_What you are asked to do_.
Answer with one number only: the number of lines that include the word "values".

(Records)
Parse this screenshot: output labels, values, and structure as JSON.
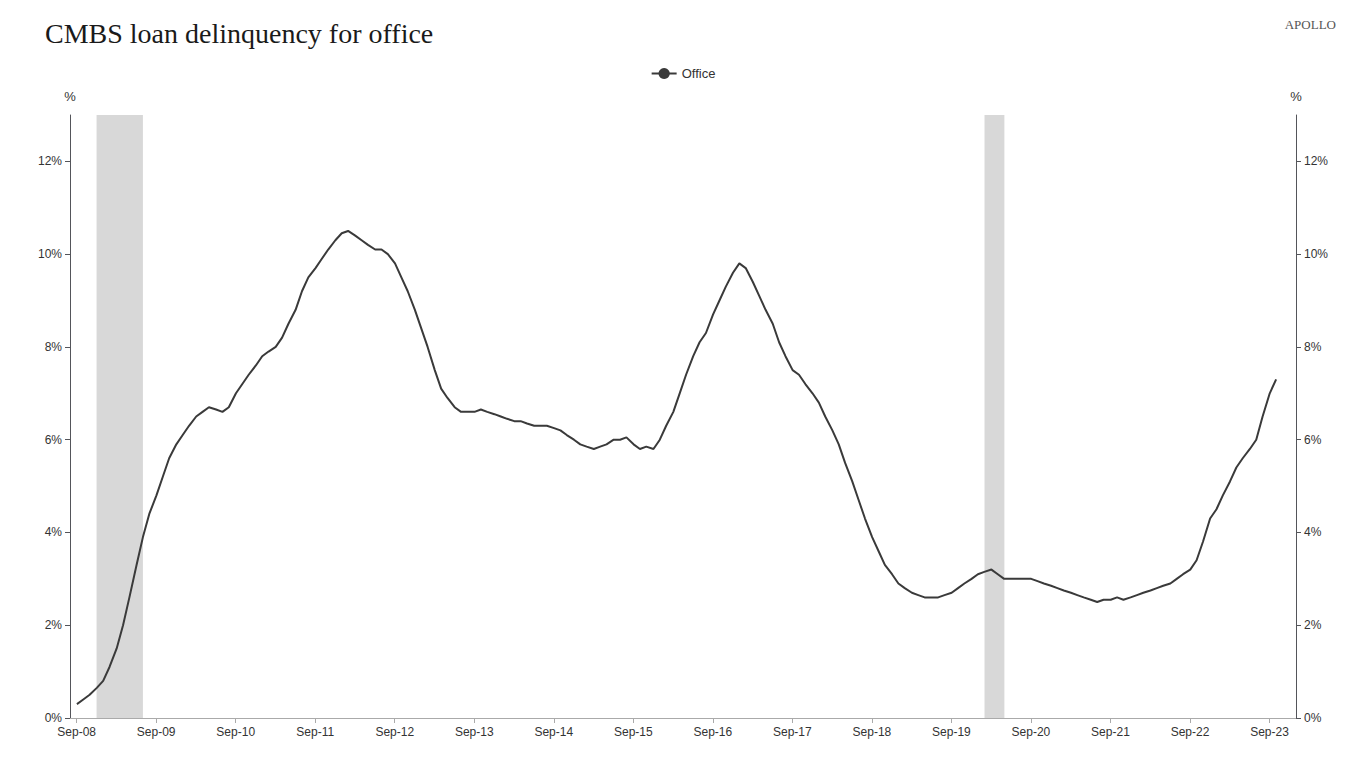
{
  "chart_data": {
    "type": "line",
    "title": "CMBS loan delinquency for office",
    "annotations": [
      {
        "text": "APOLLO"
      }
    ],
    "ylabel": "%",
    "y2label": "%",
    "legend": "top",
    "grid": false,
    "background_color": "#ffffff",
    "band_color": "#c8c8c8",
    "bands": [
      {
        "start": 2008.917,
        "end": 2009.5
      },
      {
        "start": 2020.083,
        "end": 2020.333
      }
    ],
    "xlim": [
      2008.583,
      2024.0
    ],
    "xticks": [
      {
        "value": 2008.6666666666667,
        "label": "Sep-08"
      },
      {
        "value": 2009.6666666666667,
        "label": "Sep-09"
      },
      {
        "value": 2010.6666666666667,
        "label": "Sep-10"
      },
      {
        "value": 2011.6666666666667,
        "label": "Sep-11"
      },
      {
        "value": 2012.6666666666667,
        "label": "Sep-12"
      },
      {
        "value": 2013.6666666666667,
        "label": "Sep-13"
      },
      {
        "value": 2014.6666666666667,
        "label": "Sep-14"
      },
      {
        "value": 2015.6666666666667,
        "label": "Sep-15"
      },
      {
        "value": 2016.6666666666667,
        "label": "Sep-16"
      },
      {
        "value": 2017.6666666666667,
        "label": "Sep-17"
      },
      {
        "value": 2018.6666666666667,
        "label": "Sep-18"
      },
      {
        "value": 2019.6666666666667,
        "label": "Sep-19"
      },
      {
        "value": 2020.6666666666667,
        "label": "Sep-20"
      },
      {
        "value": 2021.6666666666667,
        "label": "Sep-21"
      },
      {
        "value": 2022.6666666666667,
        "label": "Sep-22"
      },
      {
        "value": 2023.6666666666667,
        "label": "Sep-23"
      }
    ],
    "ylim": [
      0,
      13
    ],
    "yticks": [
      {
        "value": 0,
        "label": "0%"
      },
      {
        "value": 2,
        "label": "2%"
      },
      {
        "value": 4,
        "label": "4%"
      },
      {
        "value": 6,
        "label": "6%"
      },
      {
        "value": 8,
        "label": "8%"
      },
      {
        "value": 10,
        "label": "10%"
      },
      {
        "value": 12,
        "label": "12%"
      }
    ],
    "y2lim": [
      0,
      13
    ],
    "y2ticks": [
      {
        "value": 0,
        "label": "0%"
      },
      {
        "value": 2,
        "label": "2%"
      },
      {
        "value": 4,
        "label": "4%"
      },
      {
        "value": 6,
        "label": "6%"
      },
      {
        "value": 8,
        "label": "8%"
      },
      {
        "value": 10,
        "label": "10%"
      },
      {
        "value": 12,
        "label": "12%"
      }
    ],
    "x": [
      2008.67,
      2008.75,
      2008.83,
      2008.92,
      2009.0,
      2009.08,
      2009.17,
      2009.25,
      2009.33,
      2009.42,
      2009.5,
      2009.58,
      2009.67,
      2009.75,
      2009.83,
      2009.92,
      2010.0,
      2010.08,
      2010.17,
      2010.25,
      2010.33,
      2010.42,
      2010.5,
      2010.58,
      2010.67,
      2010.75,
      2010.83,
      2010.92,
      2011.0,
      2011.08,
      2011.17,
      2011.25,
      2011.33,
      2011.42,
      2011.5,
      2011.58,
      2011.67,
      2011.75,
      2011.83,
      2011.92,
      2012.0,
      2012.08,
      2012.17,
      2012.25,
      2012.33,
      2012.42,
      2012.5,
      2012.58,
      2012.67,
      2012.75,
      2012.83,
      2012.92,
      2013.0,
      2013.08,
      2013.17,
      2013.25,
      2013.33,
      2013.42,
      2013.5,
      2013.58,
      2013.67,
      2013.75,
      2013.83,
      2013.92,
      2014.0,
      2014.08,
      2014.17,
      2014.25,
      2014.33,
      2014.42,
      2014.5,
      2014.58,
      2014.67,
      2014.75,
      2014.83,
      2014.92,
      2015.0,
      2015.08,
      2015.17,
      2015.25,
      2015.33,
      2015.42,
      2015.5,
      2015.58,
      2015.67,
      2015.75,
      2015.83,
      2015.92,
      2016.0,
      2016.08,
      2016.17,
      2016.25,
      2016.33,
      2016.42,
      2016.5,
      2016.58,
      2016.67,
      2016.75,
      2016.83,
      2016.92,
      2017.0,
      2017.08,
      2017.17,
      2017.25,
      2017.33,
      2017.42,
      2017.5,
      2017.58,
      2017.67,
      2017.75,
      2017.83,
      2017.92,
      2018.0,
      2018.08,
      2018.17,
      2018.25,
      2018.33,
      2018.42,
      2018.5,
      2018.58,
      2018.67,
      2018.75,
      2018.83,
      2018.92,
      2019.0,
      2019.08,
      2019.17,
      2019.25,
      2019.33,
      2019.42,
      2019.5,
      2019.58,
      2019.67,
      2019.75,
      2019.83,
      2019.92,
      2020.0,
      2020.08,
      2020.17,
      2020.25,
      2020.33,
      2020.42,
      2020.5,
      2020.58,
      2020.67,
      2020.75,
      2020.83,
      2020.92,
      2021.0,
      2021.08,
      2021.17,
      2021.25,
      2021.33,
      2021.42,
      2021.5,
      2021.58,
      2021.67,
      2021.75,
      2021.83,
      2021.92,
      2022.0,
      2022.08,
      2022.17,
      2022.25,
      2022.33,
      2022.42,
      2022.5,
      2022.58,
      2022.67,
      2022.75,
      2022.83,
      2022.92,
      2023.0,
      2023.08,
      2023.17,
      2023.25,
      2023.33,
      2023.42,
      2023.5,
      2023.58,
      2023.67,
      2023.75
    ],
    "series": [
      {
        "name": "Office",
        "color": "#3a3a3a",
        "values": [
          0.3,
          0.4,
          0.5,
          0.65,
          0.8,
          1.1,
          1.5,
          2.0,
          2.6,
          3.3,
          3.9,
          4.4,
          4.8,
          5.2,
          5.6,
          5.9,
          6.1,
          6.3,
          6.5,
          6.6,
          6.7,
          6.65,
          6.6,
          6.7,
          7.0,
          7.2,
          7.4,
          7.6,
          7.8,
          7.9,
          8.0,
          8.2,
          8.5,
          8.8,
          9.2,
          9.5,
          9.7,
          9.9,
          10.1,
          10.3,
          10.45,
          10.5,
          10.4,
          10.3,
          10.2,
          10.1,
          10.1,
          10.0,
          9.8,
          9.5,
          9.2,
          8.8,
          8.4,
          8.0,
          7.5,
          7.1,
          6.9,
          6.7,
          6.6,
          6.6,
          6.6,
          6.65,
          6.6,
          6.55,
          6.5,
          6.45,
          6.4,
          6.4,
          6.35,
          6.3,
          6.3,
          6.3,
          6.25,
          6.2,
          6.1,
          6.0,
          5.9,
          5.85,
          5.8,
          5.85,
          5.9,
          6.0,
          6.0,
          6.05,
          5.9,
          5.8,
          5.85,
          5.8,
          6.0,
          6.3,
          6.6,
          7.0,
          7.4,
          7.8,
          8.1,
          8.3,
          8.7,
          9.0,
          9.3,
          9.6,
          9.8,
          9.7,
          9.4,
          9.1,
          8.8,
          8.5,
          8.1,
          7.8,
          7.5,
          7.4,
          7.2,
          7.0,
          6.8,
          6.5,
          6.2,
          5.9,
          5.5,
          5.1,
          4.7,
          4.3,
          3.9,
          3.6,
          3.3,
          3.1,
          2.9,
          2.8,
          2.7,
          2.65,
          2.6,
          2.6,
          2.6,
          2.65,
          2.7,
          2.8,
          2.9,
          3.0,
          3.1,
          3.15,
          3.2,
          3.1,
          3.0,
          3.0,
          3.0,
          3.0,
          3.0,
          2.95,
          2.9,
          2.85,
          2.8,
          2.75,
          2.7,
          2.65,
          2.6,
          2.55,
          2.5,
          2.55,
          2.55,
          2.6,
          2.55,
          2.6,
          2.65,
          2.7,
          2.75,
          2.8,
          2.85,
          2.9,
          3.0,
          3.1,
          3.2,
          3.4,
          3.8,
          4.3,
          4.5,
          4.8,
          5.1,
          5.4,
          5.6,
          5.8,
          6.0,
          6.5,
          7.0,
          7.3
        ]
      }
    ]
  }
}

_Written solution_.
2